THE TASK —
Copy out every record precisely.
--- START SUPPLIED MATERIAL ---
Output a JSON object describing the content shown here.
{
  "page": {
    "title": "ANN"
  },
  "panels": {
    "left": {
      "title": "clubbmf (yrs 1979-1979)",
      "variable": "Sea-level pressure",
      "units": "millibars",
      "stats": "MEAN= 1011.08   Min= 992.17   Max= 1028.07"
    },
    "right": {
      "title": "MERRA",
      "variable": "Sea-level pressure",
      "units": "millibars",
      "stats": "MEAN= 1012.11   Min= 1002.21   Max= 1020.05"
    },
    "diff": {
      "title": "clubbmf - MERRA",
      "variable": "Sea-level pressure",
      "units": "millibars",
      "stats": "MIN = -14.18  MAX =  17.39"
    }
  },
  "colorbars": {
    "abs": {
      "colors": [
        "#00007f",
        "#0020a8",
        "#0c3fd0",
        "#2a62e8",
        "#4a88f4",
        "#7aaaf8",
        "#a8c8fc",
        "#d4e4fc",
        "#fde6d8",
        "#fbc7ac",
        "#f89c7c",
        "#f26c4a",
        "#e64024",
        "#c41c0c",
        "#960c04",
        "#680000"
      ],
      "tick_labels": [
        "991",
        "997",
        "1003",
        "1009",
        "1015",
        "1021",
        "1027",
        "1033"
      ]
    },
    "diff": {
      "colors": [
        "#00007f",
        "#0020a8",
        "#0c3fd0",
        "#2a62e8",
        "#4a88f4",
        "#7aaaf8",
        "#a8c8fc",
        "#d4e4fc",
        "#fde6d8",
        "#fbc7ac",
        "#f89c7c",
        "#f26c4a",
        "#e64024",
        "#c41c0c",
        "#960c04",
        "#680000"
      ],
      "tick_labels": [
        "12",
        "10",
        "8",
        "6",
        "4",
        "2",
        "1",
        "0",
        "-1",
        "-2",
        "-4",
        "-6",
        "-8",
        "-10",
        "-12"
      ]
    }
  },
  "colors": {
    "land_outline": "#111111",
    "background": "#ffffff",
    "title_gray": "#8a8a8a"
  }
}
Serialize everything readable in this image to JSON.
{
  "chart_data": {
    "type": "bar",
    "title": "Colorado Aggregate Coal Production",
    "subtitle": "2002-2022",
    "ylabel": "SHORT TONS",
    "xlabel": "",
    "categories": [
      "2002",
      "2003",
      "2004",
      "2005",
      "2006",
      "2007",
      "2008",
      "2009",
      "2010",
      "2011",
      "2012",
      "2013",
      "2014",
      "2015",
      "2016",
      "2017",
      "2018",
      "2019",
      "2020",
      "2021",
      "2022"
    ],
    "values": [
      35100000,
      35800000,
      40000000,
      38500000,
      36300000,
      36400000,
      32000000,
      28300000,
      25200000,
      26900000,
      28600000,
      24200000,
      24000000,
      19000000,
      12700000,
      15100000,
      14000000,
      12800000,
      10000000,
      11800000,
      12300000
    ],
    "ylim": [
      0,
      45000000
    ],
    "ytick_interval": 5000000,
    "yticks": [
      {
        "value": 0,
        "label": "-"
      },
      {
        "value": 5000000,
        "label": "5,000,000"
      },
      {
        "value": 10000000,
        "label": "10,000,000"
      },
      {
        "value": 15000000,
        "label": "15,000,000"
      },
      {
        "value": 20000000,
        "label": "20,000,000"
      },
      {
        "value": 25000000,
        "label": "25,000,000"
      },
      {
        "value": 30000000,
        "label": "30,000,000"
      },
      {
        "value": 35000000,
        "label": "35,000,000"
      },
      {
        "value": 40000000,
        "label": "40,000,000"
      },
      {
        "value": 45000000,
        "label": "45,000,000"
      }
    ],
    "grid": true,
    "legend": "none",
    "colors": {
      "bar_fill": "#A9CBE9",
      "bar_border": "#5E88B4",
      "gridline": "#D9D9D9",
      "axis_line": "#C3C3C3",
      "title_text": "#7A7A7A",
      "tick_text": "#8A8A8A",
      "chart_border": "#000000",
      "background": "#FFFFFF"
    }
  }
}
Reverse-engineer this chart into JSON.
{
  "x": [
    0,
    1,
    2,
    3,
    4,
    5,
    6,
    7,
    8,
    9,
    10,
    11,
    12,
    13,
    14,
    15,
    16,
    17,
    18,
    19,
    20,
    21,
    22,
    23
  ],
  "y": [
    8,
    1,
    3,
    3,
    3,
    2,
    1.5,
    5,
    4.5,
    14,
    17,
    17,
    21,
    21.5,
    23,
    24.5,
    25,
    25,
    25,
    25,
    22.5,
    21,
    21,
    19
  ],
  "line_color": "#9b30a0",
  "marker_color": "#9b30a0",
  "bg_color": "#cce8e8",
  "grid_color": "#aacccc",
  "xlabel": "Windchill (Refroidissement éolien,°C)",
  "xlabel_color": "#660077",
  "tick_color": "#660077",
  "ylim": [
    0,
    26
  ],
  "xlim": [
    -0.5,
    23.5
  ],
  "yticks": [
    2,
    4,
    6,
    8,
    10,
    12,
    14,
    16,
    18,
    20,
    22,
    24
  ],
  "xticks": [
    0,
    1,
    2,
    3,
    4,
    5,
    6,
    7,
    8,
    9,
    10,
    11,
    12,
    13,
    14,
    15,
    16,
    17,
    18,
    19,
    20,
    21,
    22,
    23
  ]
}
--- END SUPPLIED MATERIAL ---
RESULT OF THIS TASK —
Output a JSON object describing the content shown here.
{
  "page": {
    "title": "ANN"
  },
  "panels": {
    "left": {
      "title": "clubbmf (yrs 1979-1979)",
      "variable": "Sea-level pressure",
      "units": "millibars",
      "stats": "MEAN= 1011.08   Min= 992.17   Max= 1028.07"
    },
    "right": {
      "title": "MERRA",
      "variable": "Sea-level pressure",
      "units": "millibars",
      "stats": "MEAN= 1012.11   Min= 1002.21   Max= 1020.05"
    },
    "diff": {
      "title": "clubbmf - MERRA",
      "variable": "Sea-level pressure",
      "units": "millibars",
      "stats": "MIN = -14.18  MAX =  17.39"
    }
  },
  "colorbars": {
    "abs": {
      "colors": [
        "#00007f",
        "#0020a8",
        "#0c3fd0",
        "#2a62e8",
        "#4a88f4",
        "#7aaaf8",
        "#a8c8fc",
        "#d4e4fc",
        "#fde6d8",
        "#fbc7ac",
        "#f89c7c",
        "#f26c4a",
        "#e64024",
        "#c41c0c",
        "#960c04",
        "#680000"
      ],
      "tick_labels": [
        "991",
        "997",
        "1003",
        "1009",
        "1015",
        "1021",
        "1027",
        "1033"
      ]
    },
    "diff": {
      "colors": [
        "#00007f",
        "#0020a8",
        "#0c3fd0",
        "#2a62e8",
        "#4a88f4",
        "#7aaaf8",
        "#a8c8fc",
        "#d4e4fc",
        "#fde6d8",
        "#fbc7ac",
        "#f89c7c",
        "#f26c4a",
        "#e64024",
        "#c41c0c",
        "#960c04",
        "#680000"
      ],
      "tick_labels": [
        "12",
        "10",
        "8",
        "6",
        "4",
        "2",
        "1",
        "0",
        "-1",
        "-2",
        "-4",
        "-6",
        "-8",
        "-10",
        "-12"
      ]
    }
  },
  "colors": {
    "land_outline": "#111111",
    "background": "#ffffff",
    "title_gray": "#8a8a8a"
  }
}
Serialize everything readable in this image to JSON.
{
  "chart_data": {
    "type": "bar",
    "title": "Colorado Aggregate Coal Production",
    "subtitle": "2002-2022",
    "ylabel": "SHORT TONS",
    "xlabel": "",
    "categories": [
      "2002",
      "2003",
      "2004",
      "2005",
      "2006",
      "2007",
      "2008",
      "2009",
      "2010",
      "2011",
      "2012",
      "2013",
      "2014",
      "2015",
      "2016",
      "2017",
      "2018",
      "2019",
      "2020",
      "2021",
      "2022"
    ],
    "values": [
      35100000,
      35800000,
      40000000,
      38500000,
      36300000,
      36400000,
      32000000,
      28300000,
      25200000,
      26900000,
      28600000,
      24200000,
      24000000,
      19000000,
      12700000,
      15100000,
      14000000,
      12800000,
      10000000,
      11800000,
      12300000
    ],
    "ylim": [
      0,
      45000000
    ],
    "ytick_interval": 5000000,
    "yticks": [
      {
        "value": 0,
        "label": "-"
      },
      {
        "value": 5000000,
        "label": "5,000,000"
      },
      {
        "value": 10000000,
        "label": "10,000,000"
      },
      {
        "value": 15000000,
        "label": "15,000,000"
      },
      {
        "value": 20000000,
        "label": "20,000,000"
      },
      {
        "value": 25000000,
        "label": "25,000,000"
      },
      {
        "value": 30000000,
        "label": "30,000,000"
      },
      {
        "value": 35000000,
        "label": "35,000,000"
      },
      {
        "value": 40000000,
        "label": "40,000,000"
      },
      {
        "value": 45000000,
        "label": "45,000,000"
      }
    ],
    "grid": true,
    "legend": "none",
    "colors": {
      "bar_fill": "#A9CBE9",
      "bar_border": "#5E88B4",
      "gridline": "#D9D9D9",
      "axis_line": "#C3C3C3",
      "title_text": "#7A7A7A",
      "tick_text": "#8A8A8A",
      "chart_border": "#000000",
      "background": "#FFFFFF"
    }
  }
}
Reverse-engineer this chart into JSON.
{
  "x": [
    0,
    1,
    2,
    3,
    4,
    5,
    6,
    7,
    8,
    9,
    10,
    11,
    12,
    13,
    14,
    15,
    16,
    17,
    18,
    19,
    20,
    21,
    22,
    23
  ],
  "y": [
    8,
    1,
    3,
    3,
    3,
    2,
    1.5,
    5,
    4.5,
    14,
    17,
    17,
    21,
    21.5,
    23,
    24.5,
    25,
    25,
    25,
    25,
    22.5,
    21,
    21,
    19
  ],
  "line_color": "#9b30a0",
  "marker_color": "#9b30a0",
  "bg_color": "#cce8e8",
  "grid_color": "#aacccc",
  "xlabel": "Windchill (Refroidissement éolien,°C)",
  "xlabel_color": "#660077",
  "tick_color": "#660077",
  "ylim": [
    0,
    26
  ],
  "xlim": [
    -0.5,
    23.5
  ],
  "yticks": [
    2,
    4,
    6,
    8,
    10,
    12,
    14,
    16,
    18,
    20,
    22,
    24
  ],
  "xticks": [
    0,
    1,
    2,
    3,
    4,
    5,
    6,
    7,
    8,
    9,
    10,
    11,
    12,
    13,
    14,
    15,
    16,
    17,
    18,
    19,
    20,
    21,
    22,
    23
  ]
}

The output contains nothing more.